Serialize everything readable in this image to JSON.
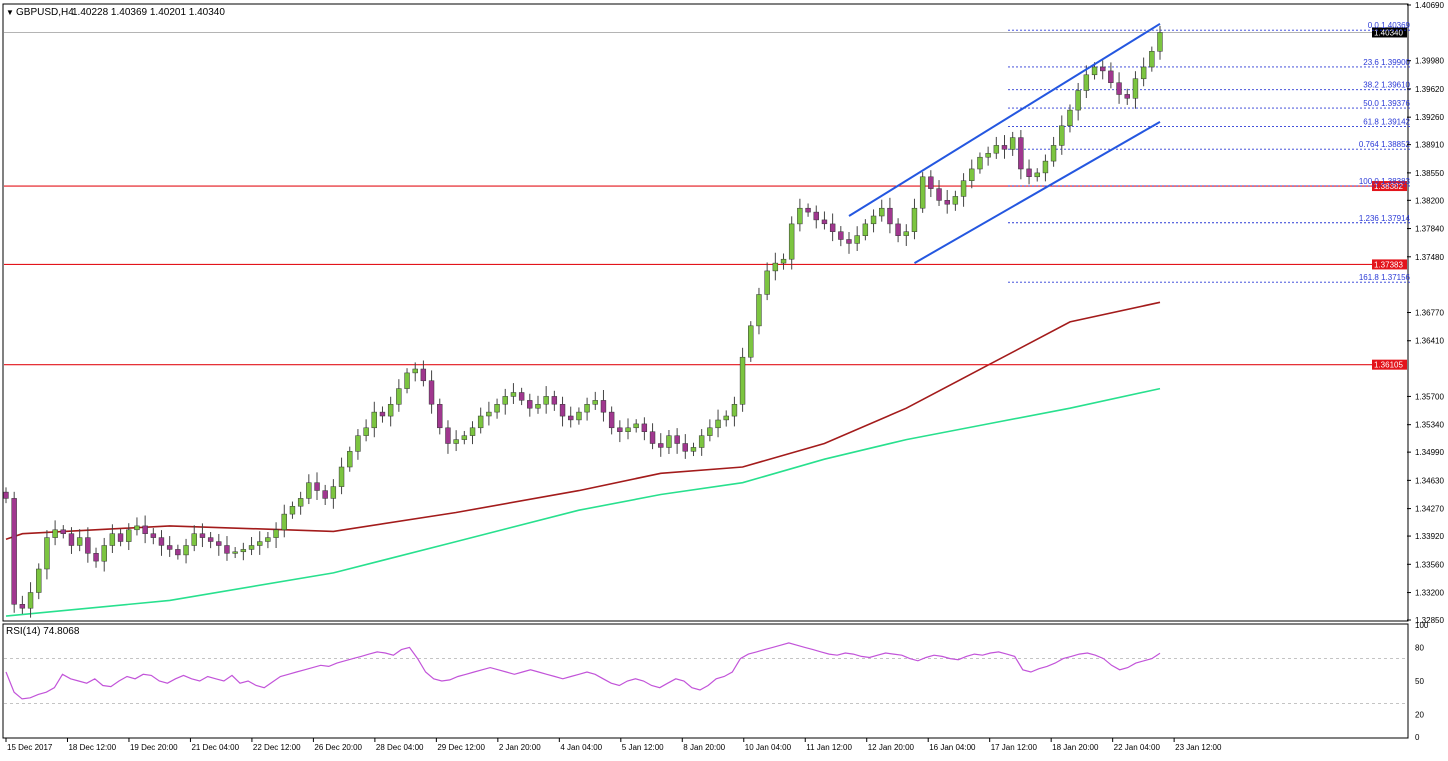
{
  "header": {
    "symbol_label": "GBPUSD,H4",
    "ohlc": "1.40228 1.40369 1.40201 1.40340"
  },
  "colors": {
    "background": "#ffffff",
    "bull": "#7cc540",
    "bear": "#a0378f",
    "wick": "#444444",
    "ma_slow": "#a31b1b",
    "ma_fast": "#28e08e",
    "channel": "#2457e0",
    "horizontal": "#e3141b",
    "fib": "#2b3ad6",
    "rsi": "#c254d9",
    "price_tag_red": "#e3141b",
    "price_tag_black": "#000000"
  },
  "chart_data": {
    "type": "candlestick",
    "symbol": "GBPUSD",
    "timeframe": "H4",
    "ylim": [
      1.3285,
      1.4069
    ],
    "y_ticks": [
      "1.40690",
      "1.39980",
      "1.39620",
      "1.39260",
      "1.38910",
      "1.38550",
      "1.38200",
      "1.37840",
      "1.37480",
      "1.36770",
      "1.36410",
      "1.35700",
      "1.35340",
      "1.34990",
      "1.34630",
      "1.34270",
      "1.33920",
      "1.33560",
      "1.33200",
      "1.32850"
    ],
    "x_labels": [
      "15 Dec 2017",
      "18 Dec 12:00",
      "19 Dec 20:00",
      "21 Dec 04:00",
      "22 Dec 12:00",
      "26 Dec 20:00",
      "28 Dec 04:00",
      "29 Dec 12:00",
      "2 Jan 20:00",
      "4 Jan 04:00",
      "5 Jan 12:00",
      "8 Jan 20:00",
      "10 Jan 04:00",
      "11 Jan 12:00",
      "12 Jan 20:00",
      "16 Jan 04:00",
      "17 Jan 12:00",
      "18 Jan 20:00",
      "22 Jan 04:00",
      "23 Jan 12:00"
    ],
    "current_price": "1.40340",
    "close_series": [
      1.344,
      1.3305,
      1.33,
      1.332,
      1.335,
      1.339,
      1.34,
      1.3395,
      1.338,
      1.339,
      1.337,
      1.336,
      1.338,
      1.3395,
      1.3385,
      1.34,
      1.3405,
      1.3395,
      1.339,
      1.338,
      1.3375,
      1.3368,
      1.338,
      1.3395,
      1.339,
      1.3385,
      1.338,
      1.337,
      1.3372,
      1.3375,
      1.338,
      1.3385,
      1.339,
      1.34,
      1.342,
      1.343,
      1.344,
      1.346,
      1.345,
      1.344,
      1.3455,
      1.348,
      1.35,
      1.352,
      1.353,
      1.355,
      1.3545,
      1.356,
      1.358,
      1.36,
      1.3605,
      1.359,
      1.356,
      1.353,
      1.351,
      1.3515,
      1.352,
      1.353,
      1.3545,
      1.355,
      1.356,
      1.357,
      1.3575,
      1.3565,
      1.3555,
      1.356,
      1.357,
      1.356,
      1.3545,
      1.354,
      1.355,
      1.356,
      1.3565,
      1.355,
      1.353,
      1.3525,
      1.353,
      1.3535,
      1.3525,
      1.351,
      1.3505,
      1.352,
      1.351,
      1.35,
      1.3505,
      1.352,
      1.353,
      1.354,
      1.3545,
      1.356,
      1.362,
      1.366,
      1.37,
      1.373,
      1.374,
      1.3745,
      1.379,
      1.381,
      1.3805,
      1.3795,
      1.379,
      1.378,
      1.377,
      1.3765,
      1.3775,
      1.379,
      1.38,
      1.381,
      1.379,
      1.3775,
      1.378,
      1.381,
      1.385,
      1.3835,
      1.382,
      1.3815,
      1.3825,
      1.3845,
      1.386,
      1.3875,
      1.388,
      1.389,
      1.3885,
      1.39,
      1.386,
      1.385,
      1.3855,
      1.387,
      1.389,
      1.3915,
      1.3935,
      1.396,
      1.398,
      1.399,
      1.3985,
      1.397,
      1.3955,
      1.395,
      1.3975,
      1.399,
      1.401,
      1.4034
    ],
    "ma_slow": {
      "name": "",
      "points": [
        [
          0,
          1.3388
        ],
        [
          2,
          1.3395
        ],
        [
          20,
          1.3405
        ],
        [
          40,
          1.3398
        ],
        [
          55,
          1.3422
        ],
        [
          70,
          1.345
        ],
        [
          80,
          1.3472
        ],
        [
          90,
          1.348
        ],
        [
          100,
          1.351
        ],
        [
          110,
          1.3555
        ],
        [
          120,
          1.361
        ],
        [
          130,
          1.3665
        ],
        [
          141,
          1.369
        ]
      ]
    },
    "ma_fast": {
      "name": "",
      "points": [
        [
          0,
          1.329
        ],
        [
          20,
          1.331
        ],
        [
          40,
          1.3345
        ],
        [
          55,
          1.3385
        ],
        [
          70,
          1.3425
        ],
        [
          80,
          1.3445
        ],
        [
          90,
          1.346
        ],
        [
          100,
          1.349
        ],
        [
          110,
          1.3515
        ],
        [
          120,
          1.3535
        ],
        [
          130,
          1.3555
        ],
        [
          141,
          1.358
        ]
      ]
    },
    "horizontal_levels": [
      {
        "value": 1.36105,
        "label": "1.36105"
      },
      {
        "value": 1.37383,
        "label": "1.37383"
      },
      {
        "value": 1.38382,
        "label": "1.38382"
      }
    ],
    "fibonacci": [
      {
        "level": "0.0",
        "value": 1.40369,
        "label": "0.0  1.40369"
      },
      {
        "level": "23.6",
        "value": 1.399,
        "label": "23.6  1.39900"
      },
      {
        "level": "38.2",
        "value": 1.3961,
        "label": "38.2  1.39610"
      },
      {
        "level": "50.0",
        "value": 1.39376,
        "label": "50.0  1.39376"
      },
      {
        "level": "61.8",
        "value": 1.39142,
        "label": "61.8  1.39142"
      },
      {
        "level": "0.764",
        "value": 1.38852,
        "label": "0.764  1.38852"
      },
      {
        "level": "100.0",
        "value": 1.38383,
        "label": "100.0  1.38383"
      },
      {
        "level": "1.236",
        "value": 1.37914,
        "label": "1.236  1.37914"
      },
      {
        "level": "161.8",
        "value": 1.37156,
        "label": "161.8  1.37156"
      }
    ],
    "channel": {
      "upper": [
        [
          103,
          1.38
        ],
        [
          141,
          1.4045
        ]
      ],
      "lower": [
        [
          111,
          1.374
        ],
        [
          141,
          1.392
        ]
      ]
    },
    "rsi": {
      "label": "RSI(14) 74.8068",
      "ylim": [
        0,
        100
      ],
      "ticks": [
        "100",
        "80",
        "50",
        "20",
        "0"
      ],
      "levels": [
        70,
        30
      ],
      "values": [
        58,
        40,
        34,
        35,
        38,
        40,
        44,
        56,
        52,
        50,
        48,
        52,
        46,
        45,
        50,
        54,
        52,
        56,
        55,
        50,
        48,
        52,
        55,
        52,
        50,
        54,
        52,
        50,
        55,
        48,
        50,
        46,
        44,
        49,
        54,
        56,
        58,
        60,
        62,
        64,
        63,
        66,
        68,
        70,
        72,
        74,
        76,
        75,
        73,
        78,
        80,
        70,
        58,
        52,
        50,
        51,
        54,
        56,
        58,
        60,
        62,
        60,
        58,
        56,
        58,
        60,
        58,
        56,
        54,
        52,
        54,
        56,
        58,
        56,
        52,
        48,
        46,
        50,
        52,
        50,
        46,
        44,
        48,
        52,
        50,
        44,
        42,
        46,
        52,
        54,
        58,
        70,
        74,
        76,
        78,
        80,
        82,
        84,
        82,
        80,
        78,
        76,
        74,
        73,
        75,
        74,
        72,
        71,
        73,
        75,
        74,
        73,
        70,
        68,
        71,
        73,
        72,
        70,
        69,
        72,
        74,
        73,
        75,
        76,
        74,
        72,
        60,
        58,
        61,
        63,
        66,
        70,
        72,
        74,
        75,
        73,
        70,
        64,
        60,
        62,
        66,
        68,
        70,
        74.8
      ]
    }
  }
}
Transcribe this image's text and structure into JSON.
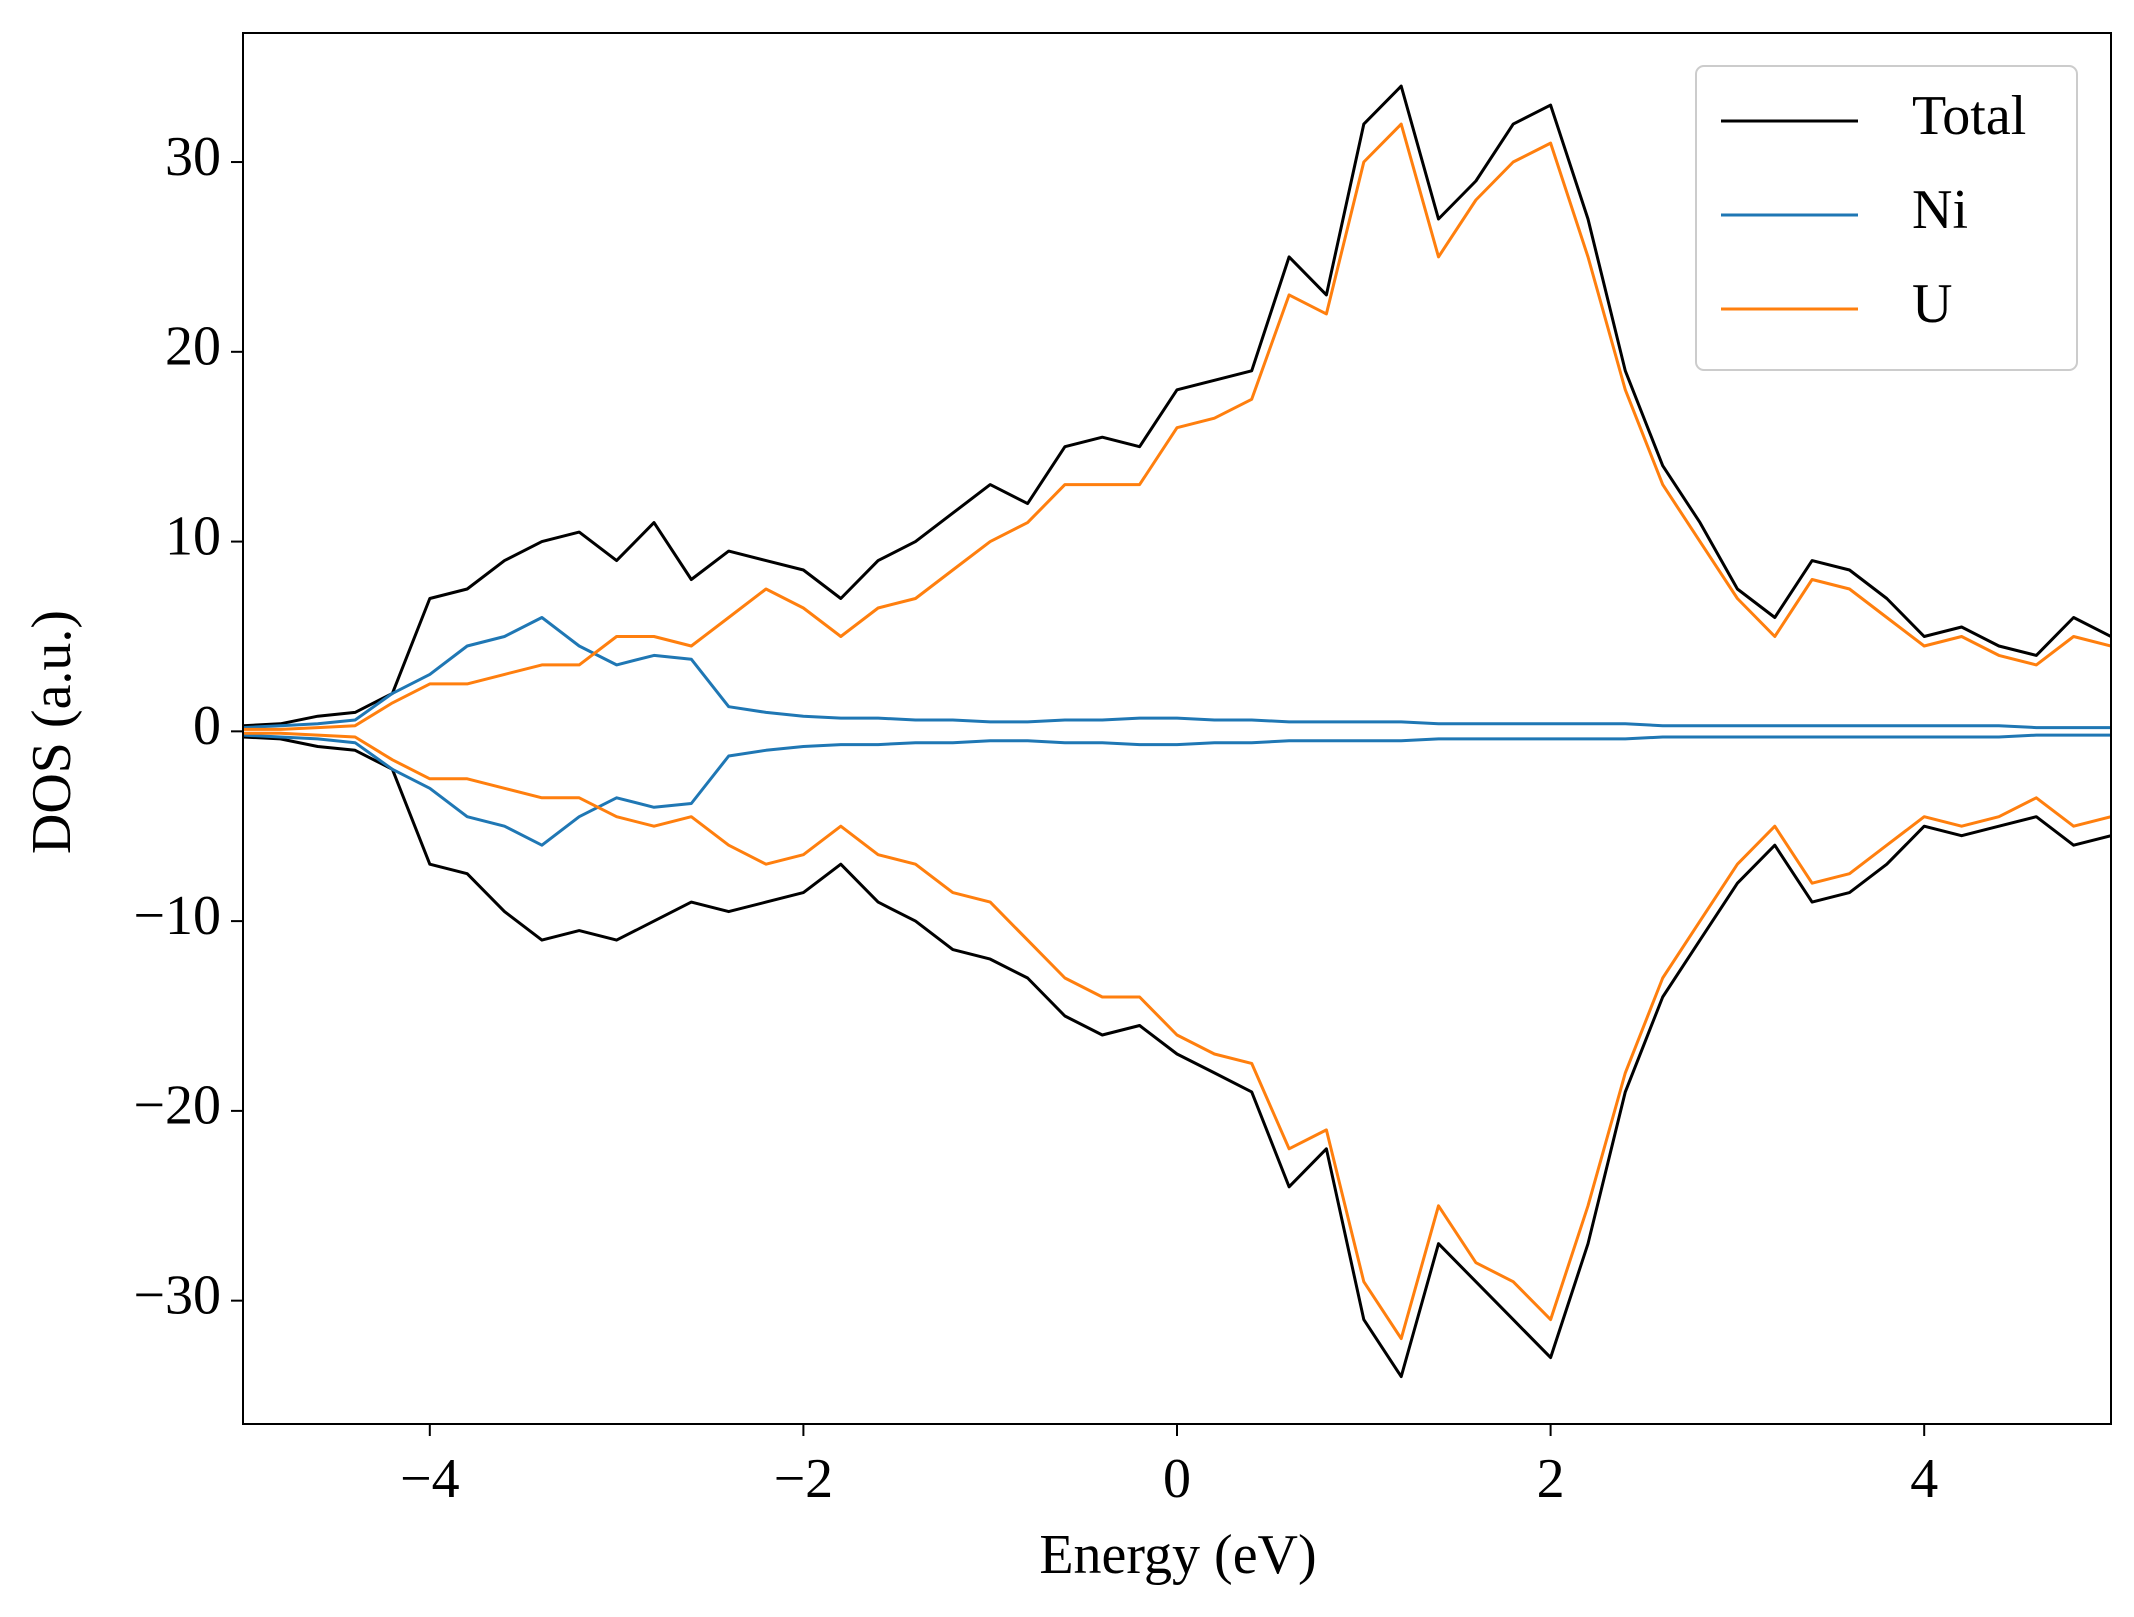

Request:
Show each line in the entries that holds the string "JSON".

Answer:
Serialize everything readable in this image to JSON.
Transcribe this image's text and structure into JSON.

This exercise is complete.